-------- Given information

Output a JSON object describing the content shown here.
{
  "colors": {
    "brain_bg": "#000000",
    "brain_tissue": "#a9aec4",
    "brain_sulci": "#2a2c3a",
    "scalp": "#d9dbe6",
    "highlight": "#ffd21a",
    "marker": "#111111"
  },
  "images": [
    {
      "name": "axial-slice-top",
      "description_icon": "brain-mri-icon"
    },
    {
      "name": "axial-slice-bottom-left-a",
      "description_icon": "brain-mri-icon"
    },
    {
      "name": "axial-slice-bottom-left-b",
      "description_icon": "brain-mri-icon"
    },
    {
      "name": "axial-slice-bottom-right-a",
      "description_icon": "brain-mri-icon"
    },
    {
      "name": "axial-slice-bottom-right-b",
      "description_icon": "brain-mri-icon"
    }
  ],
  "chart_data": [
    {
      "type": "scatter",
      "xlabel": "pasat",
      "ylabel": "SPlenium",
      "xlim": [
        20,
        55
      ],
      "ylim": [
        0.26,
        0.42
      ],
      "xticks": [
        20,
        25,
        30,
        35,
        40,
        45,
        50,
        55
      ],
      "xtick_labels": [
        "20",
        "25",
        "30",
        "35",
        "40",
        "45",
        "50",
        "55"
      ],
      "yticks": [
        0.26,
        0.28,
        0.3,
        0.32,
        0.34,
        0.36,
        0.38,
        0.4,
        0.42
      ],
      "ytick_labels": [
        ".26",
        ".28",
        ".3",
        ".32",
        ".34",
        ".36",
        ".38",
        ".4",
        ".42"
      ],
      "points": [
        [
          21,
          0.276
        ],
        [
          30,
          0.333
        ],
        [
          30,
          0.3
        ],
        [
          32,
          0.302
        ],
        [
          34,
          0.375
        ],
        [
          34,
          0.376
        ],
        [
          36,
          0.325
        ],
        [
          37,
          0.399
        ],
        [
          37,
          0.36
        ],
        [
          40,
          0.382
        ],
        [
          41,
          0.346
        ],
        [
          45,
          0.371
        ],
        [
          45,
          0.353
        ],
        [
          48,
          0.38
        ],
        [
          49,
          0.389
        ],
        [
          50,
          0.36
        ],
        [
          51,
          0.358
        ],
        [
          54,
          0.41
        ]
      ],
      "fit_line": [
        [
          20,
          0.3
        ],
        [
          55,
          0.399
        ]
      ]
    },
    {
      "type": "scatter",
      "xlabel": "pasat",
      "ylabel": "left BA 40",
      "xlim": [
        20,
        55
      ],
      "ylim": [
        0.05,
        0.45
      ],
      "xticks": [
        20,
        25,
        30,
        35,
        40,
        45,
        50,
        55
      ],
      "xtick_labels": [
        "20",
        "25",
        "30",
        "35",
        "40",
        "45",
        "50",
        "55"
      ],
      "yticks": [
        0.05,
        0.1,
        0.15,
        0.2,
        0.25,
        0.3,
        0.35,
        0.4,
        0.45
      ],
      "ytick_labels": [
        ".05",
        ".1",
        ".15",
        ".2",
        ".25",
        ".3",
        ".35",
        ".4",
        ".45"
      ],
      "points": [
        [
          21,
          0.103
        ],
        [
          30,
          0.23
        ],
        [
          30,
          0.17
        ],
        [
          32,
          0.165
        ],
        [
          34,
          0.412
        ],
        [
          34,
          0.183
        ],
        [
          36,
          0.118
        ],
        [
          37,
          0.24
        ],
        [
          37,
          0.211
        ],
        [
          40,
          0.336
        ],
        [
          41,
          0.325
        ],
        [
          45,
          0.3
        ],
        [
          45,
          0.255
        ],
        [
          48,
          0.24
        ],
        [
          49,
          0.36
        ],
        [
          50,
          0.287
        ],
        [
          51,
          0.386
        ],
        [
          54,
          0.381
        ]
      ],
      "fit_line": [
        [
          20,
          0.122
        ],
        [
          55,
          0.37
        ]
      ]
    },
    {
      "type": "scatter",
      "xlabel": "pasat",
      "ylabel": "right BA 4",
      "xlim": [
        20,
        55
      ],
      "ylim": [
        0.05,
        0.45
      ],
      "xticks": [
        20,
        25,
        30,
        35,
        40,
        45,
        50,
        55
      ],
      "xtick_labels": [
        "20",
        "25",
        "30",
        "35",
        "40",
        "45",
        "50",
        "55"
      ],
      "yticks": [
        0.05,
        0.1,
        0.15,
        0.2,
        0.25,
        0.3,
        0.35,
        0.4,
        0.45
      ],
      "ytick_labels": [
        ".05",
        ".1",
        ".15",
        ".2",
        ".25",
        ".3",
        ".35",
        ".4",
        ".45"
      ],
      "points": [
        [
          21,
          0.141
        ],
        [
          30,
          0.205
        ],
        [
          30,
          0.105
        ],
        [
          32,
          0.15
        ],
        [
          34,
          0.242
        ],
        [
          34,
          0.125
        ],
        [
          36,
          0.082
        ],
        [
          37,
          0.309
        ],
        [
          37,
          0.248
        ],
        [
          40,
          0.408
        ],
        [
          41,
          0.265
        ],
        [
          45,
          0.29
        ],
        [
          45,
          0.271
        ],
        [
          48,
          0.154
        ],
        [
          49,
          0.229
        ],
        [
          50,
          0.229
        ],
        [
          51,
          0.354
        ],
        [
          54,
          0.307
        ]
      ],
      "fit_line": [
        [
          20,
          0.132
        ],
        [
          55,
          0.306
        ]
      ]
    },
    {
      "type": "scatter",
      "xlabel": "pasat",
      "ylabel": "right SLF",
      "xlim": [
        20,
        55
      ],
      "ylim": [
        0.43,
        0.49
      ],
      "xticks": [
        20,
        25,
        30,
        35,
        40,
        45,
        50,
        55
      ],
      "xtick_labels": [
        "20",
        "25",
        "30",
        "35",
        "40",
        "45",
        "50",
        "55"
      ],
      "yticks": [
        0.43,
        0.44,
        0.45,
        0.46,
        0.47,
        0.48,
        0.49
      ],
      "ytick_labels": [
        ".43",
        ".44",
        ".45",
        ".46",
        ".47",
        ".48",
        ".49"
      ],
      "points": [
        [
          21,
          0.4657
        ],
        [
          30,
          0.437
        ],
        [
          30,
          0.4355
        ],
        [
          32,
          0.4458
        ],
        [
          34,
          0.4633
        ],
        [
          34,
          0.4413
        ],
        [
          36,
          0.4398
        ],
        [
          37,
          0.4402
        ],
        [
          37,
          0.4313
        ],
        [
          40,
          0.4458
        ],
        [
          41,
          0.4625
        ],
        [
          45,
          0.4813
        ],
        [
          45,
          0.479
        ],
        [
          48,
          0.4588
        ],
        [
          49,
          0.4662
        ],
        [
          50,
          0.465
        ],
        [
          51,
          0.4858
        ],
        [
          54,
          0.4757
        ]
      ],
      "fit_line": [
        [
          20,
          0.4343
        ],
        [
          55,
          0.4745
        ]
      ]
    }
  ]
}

----------------

*The task*. Filter the listing above for the string "slice" and copy every matching line.

*Response to the exercise*.
      "name": "axial-slice-top",
      "name": "axial-slice-bottom-left-a",
      "name": "axial-slice-bottom-left-b",
      "name": "axial-slice-bottom-right-a",
      "name": "axial-slice-bottom-right-b",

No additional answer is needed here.